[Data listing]
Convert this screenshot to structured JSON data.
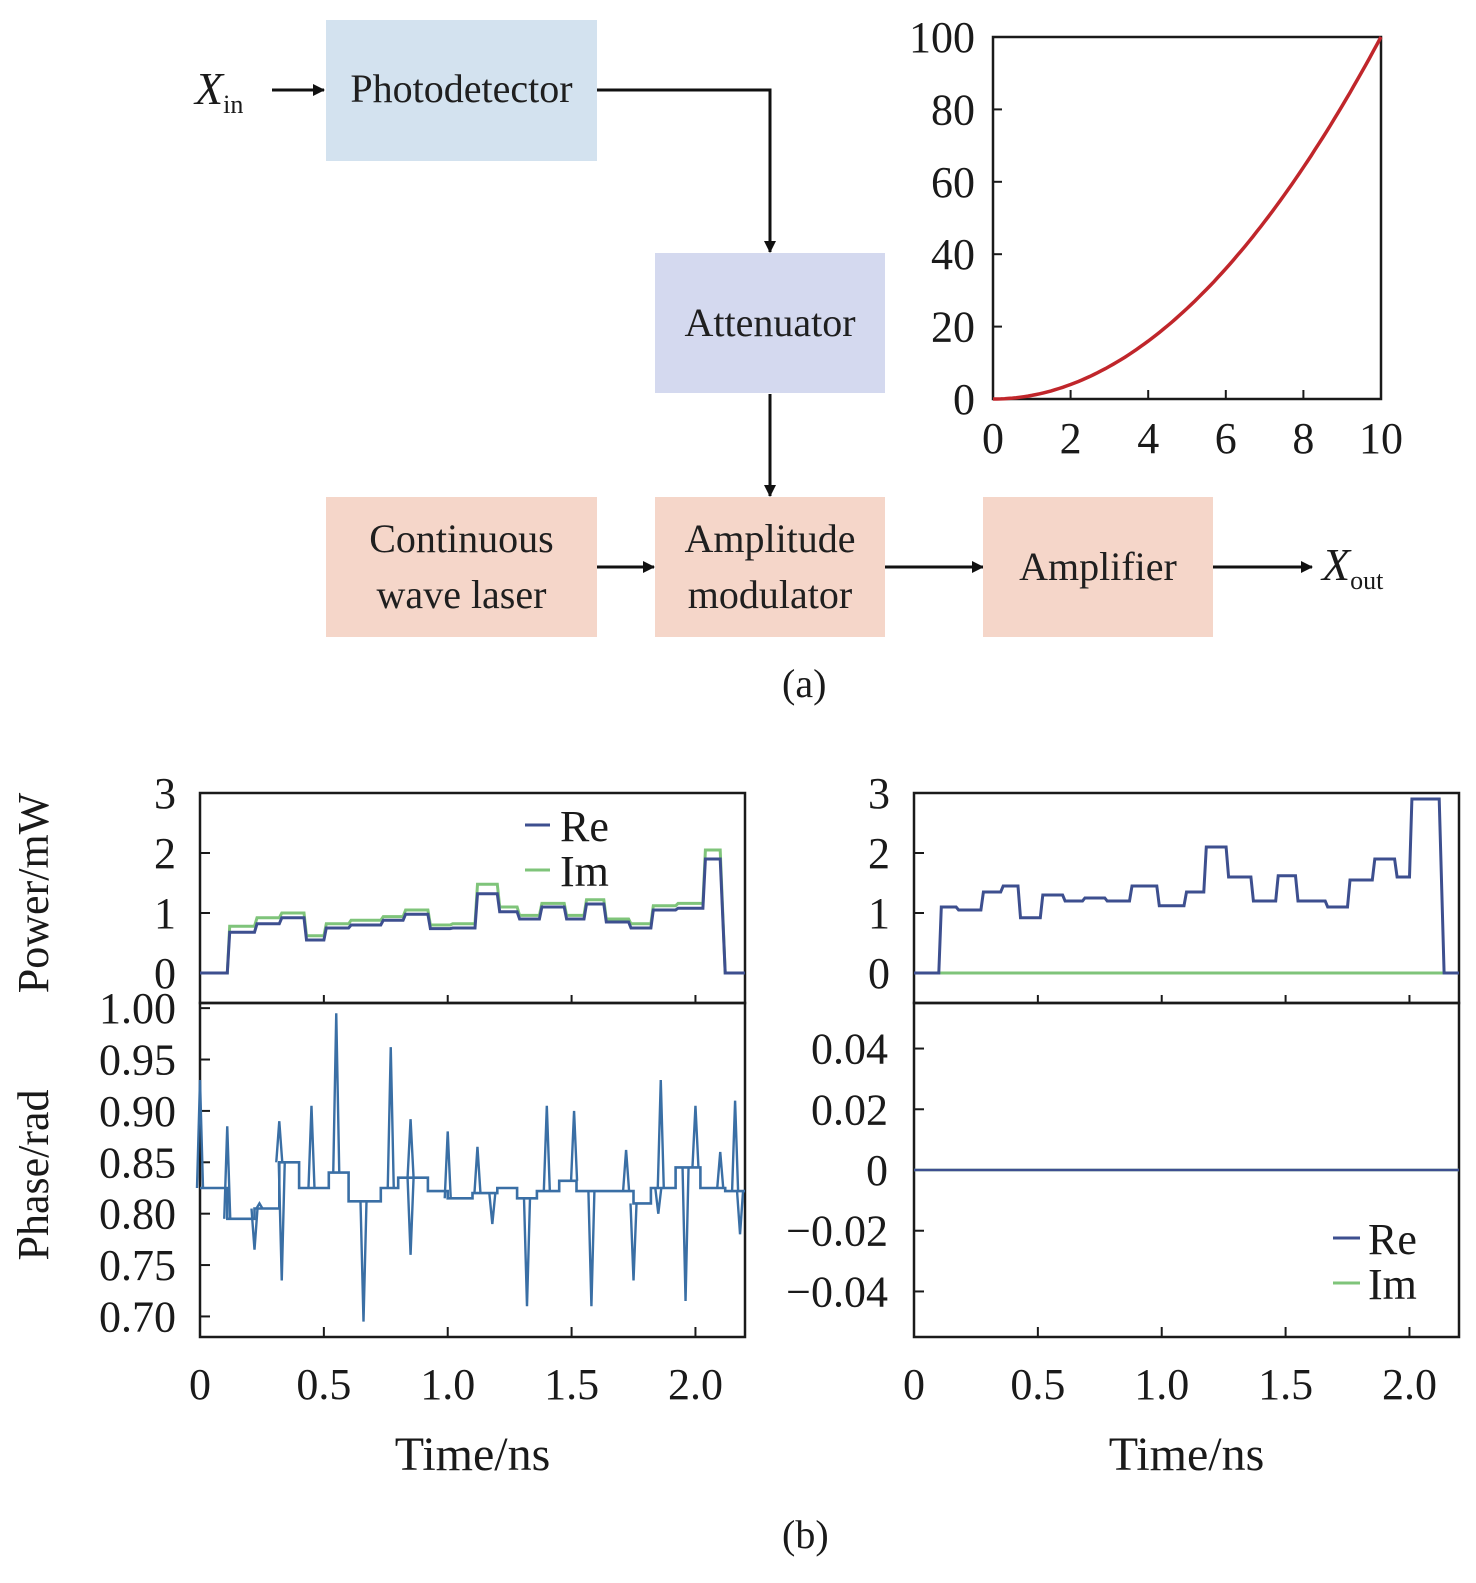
{
  "diagram": {
    "input_symbol": "X",
    "input_sub": "in",
    "output_symbol": "X",
    "output_sub": "out",
    "blocks": {
      "photodetector": "Photodetector",
      "attenuator": "Attenuator",
      "laser_line1": "Continuous",
      "laser_line2": "wave laser",
      "modulator_line1": "Amplitude",
      "modulator_line2": "modulator",
      "amplifier": "Amplifier"
    },
    "caption_a": "(a)",
    "caption_b": "(b)"
  },
  "colors": {
    "curve_red": "#c0262b",
    "re_line": "#3d4f8f",
    "im_line": "#7fc47a",
    "phase_line": "#3a6fa5",
    "axis": "#1a1a1a"
  },
  "chart_data": [
    {
      "id": "transfer",
      "type": "line",
      "title": "",
      "xlabel": "",
      "ylabel": "",
      "xlim": [
        0,
        10
      ],
      "ylim": [
        0,
        100
      ],
      "xticks": [
        "0",
        "2",
        "4",
        "6",
        "8",
        "10"
      ],
      "yticks": [
        "0",
        "20",
        "40",
        "60",
        "80",
        "100"
      ],
      "series": [
        {
          "name": "transfer",
          "x": [
            0,
            1,
            2,
            3,
            4,
            5,
            6,
            7,
            8,
            9,
            10
          ],
          "y": [
            0,
            1,
            4,
            9,
            16,
            25,
            36,
            49,
            64,
            81,
            100
          ]
        }
      ]
    },
    {
      "id": "power_left",
      "type": "line",
      "ylabel": "Power/mW",
      "xlim": [
        0,
        2.2
      ],
      "ylim": [
        -0.5,
        3
      ],
      "yticks": [
        "0",
        "1",
        "2",
        "3"
      ],
      "legend": [
        "Re",
        "Im"
      ],
      "legend_position": "top-right",
      "series": [
        {
          "name": "Re",
          "x": [
            0,
            0.11,
            0.12,
            0.22,
            0.23,
            0.32,
            0.33,
            0.42,
            0.43,
            0.5,
            0.51,
            0.6,
            0.61,
            0.73,
            0.74,
            0.82,
            0.83,
            0.92,
            0.93,
            1.01,
            1.02,
            1.11,
            1.12,
            1.2,
            1.21,
            1.28,
            1.29,
            1.37,
            1.38,
            1.47,
            1.48,
            1.55,
            1.56,
            1.63,
            1.64,
            1.73,
            1.74,
            1.82,
            1.83,
            1.92,
            1.93,
            2.03,
            2.04,
            2.1,
            2.12,
            2.2
          ],
          "y": [
            0,
            0,
            0.68,
            0.68,
            0.82,
            0.82,
            0.92,
            0.92,
            0.55,
            0.55,
            0.75,
            0.75,
            0.8,
            0.8,
            0.88,
            0.88,
            0.98,
            0.98,
            0.74,
            0.74,
            0.75,
            0.75,
            1.32,
            1.32,
            1.02,
            1.02,
            0.9,
            0.9,
            1.1,
            1.1,
            0.9,
            0.9,
            1.15,
            1.15,
            0.85,
            0.85,
            0.75,
            0.75,
            1.05,
            1.05,
            1.08,
            1.08,
            1.9,
            1.9,
            0,
            0
          ]
        },
        {
          "name": "Im",
          "x": [
            0,
            0.11,
            0.12,
            0.22,
            0.23,
            0.32,
            0.33,
            0.42,
            0.43,
            0.5,
            0.51,
            0.6,
            0.61,
            0.73,
            0.74,
            0.82,
            0.83,
            0.92,
            0.93,
            1.01,
            1.02,
            1.11,
            1.12,
            1.2,
            1.21,
            1.28,
            1.29,
            1.37,
            1.38,
            1.47,
            1.48,
            1.55,
            1.56,
            1.63,
            1.64,
            1.73,
            1.74,
            1.82,
            1.83,
            1.92,
            1.93,
            2.03,
            2.04,
            2.1,
            2.12,
            2.2
          ],
          "y": [
            0,
            0,
            0.78,
            0.78,
            0.92,
            0.92,
            1.0,
            1.0,
            0.62,
            0.62,
            0.82,
            0.82,
            0.88,
            0.88,
            0.94,
            0.94,
            1.05,
            1.05,
            0.8,
            0.8,
            0.82,
            0.82,
            1.48,
            1.48,
            1.1,
            1.1,
            0.96,
            0.96,
            1.16,
            1.16,
            0.96,
            0.96,
            1.22,
            1.22,
            0.9,
            0.9,
            0.82,
            0.82,
            1.12,
            1.12,
            1.16,
            1.16,
            2.05,
            2.05,
            0,
            0
          ]
        }
      ]
    },
    {
      "id": "power_right",
      "type": "line",
      "xlim": [
        0,
        2.2
      ],
      "ylim": [
        -0.5,
        3
      ],
      "yticks": [
        "0",
        "1",
        "2",
        "3"
      ],
      "series": [
        {
          "name": "Re",
          "x": [
            0,
            0.1,
            0.11,
            0.17,
            0.18,
            0.27,
            0.28,
            0.35,
            0.36,
            0.42,
            0.43,
            0.51,
            0.52,
            0.6,
            0.61,
            0.68,
            0.69,
            0.77,
            0.78,
            0.87,
            0.88,
            0.98,
            0.99,
            1.09,
            1.1,
            1.17,
            1.18,
            1.26,
            1.27,
            1.36,
            1.37,
            1.46,
            1.47,
            1.54,
            1.55,
            1.66,
            1.67,
            1.75,
            1.76,
            1.85,
            1.86,
            1.94,
            1.95,
            2.0,
            2.01,
            2.12,
            2.14,
            2.2
          ],
          "y": [
            0,
            0,
            1.1,
            1.1,
            1.05,
            1.05,
            1.35,
            1.35,
            1.45,
            1.45,
            0.92,
            0.92,
            1.3,
            1.3,
            1.2,
            1.2,
            1.25,
            1.25,
            1.2,
            1.2,
            1.45,
            1.45,
            1.12,
            1.12,
            1.35,
            1.35,
            2.1,
            2.1,
            1.6,
            1.6,
            1.2,
            1.2,
            1.62,
            1.62,
            1.2,
            1.2,
            1.1,
            1.1,
            1.55,
            1.55,
            1.9,
            1.9,
            1.6,
            1.6,
            2.9,
            2.9,
            0,
            0
          ]
        },
        {
          "name": "Im",
          "x": [
            0,
            2.2
          ],
          "y": [
            0,
            0
          ]
        }
      ]
    },
    {
      "id": "phase_left",
      "type": "line",
      "ylabel": "Phase/rad",
      "xlabel": "Time/ns",
      "xlim": [
        0,
        2.2
      ],
      "ylim": [
        0.68,
        1.005
      ],
      "xticks": [
        "0",
        "0.5",
        "1.0",
        "1.5",
        "2.0"
      ],
      "yticks": [
        "0.70",
        "0.75",
        "0.80",
        "0.85",
        "0.90",
        "0.95",
        "1.00"
      ],
      "series": [
        {
          "name": "Phase",
          "levels": [
            0.825,
            0.795,
            0.805,
            0.85,
            0.825,
            0.84,
            0.812,
            0.825,
            0.835,
            0.822,
            0.815,
            0.82,
            0.825,
            0.815,
            0.822,
            0.832,
            0.822,
            0.822,
            0.81,
            0.825,
            0.845,
            0.825,
            0.822
          ],
          "breaks": [
            0,
            0.11,
            0.22,
            0.32,
            0.4,
            0.52,
            0.6,
            0.73,
            0.8,
            0.92,
            1.0,
            1.1,
            1.2,
            1.28,
            1.36,
            1.45,
            1.52,
            1.62,
            1.75,
            1.82,
            1.92,
            2.02,
            2.12,
            2.2
          ],
          "spikes": [
            [
              0.0,
              0.93
            ],
            [
              0.11,
              0.885
            ],
            [
              0.22,
              0.765
            ],
            [
              0.24,
              0.81
            ],
            [
              0.32,
              0.89
            ],
            [
              0.33,
              0.735
            ],
            [
              0.45,
              0.905
            ],
            [
              0.55,
              0.995
            ],
            [
              0.66,
              0.695
            ],
            [
              0.77,
              0.962
            ],
            [
              0.85,
              0.892
            ],
            [
              0.85,
              0.76
            ],
            [
              1.0,
              0.88
            ],
            [
              1.12,
              0.865
            ],
            [
              1.18,
              0.79
            ],
            [
              1.32,
              0.71
            ],
            [
              1.4,
              0.905
            ],
            [
              1.51,
              0.9
            ],
            [
              1.58,
              0.71
            ],
            [
              1.72,
              0.862
            ],
            [
              1.75,
              0.735
            ],
            [
              1.85,
              0.8
            ],
            [
              1.86,
              0.93
            ],
            [
              1.96,
              0.715
            ],
            [
              2.0,
              0.905
            ],
            [
              2.1,
              0.86
            ],
            [
              2.16,
              0.91
            ],
            [
              2.18,
              0.78
            ]
          ]
        }
      ]
    },
    {
      "id": "phase_right",
      "type": "line",
      "xlabel": "Time/ns",
      "xlim": [
        0,
        2.2
      ],
      "ylim": [
        -0.055,
        0.055
      ],
      "xticks": [
        "0",
        "0.5",
        "1.0",
        "1.5",
        "2.0"
      ],
      "yticks": [
        "−0.04",
        "−0.02",
        "0",
        "0.02",
        "0.04"
      ],
      "legend": [
        "Re",
        "Im"
      ],
      "legend_position": "bottom-right",
      "series": [
        {
          "name": "Re",
          "x": [
            0,
            2.2
          ],
          "y": [
            0,
            0
          ]
        },
        {
          "name": "Im",
          "x": [
            0,
            2.2
          ],
          "y": [
            0,
            0
          ]
        }
      ]
    }
  ]
}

- _Short task_:
Using the material above, report each line where "ylabel" occurs.

- _Answer_:
      "ylabel": "",
      "ylabel": "Power/mW",
      "ylabel": "Phase/rad",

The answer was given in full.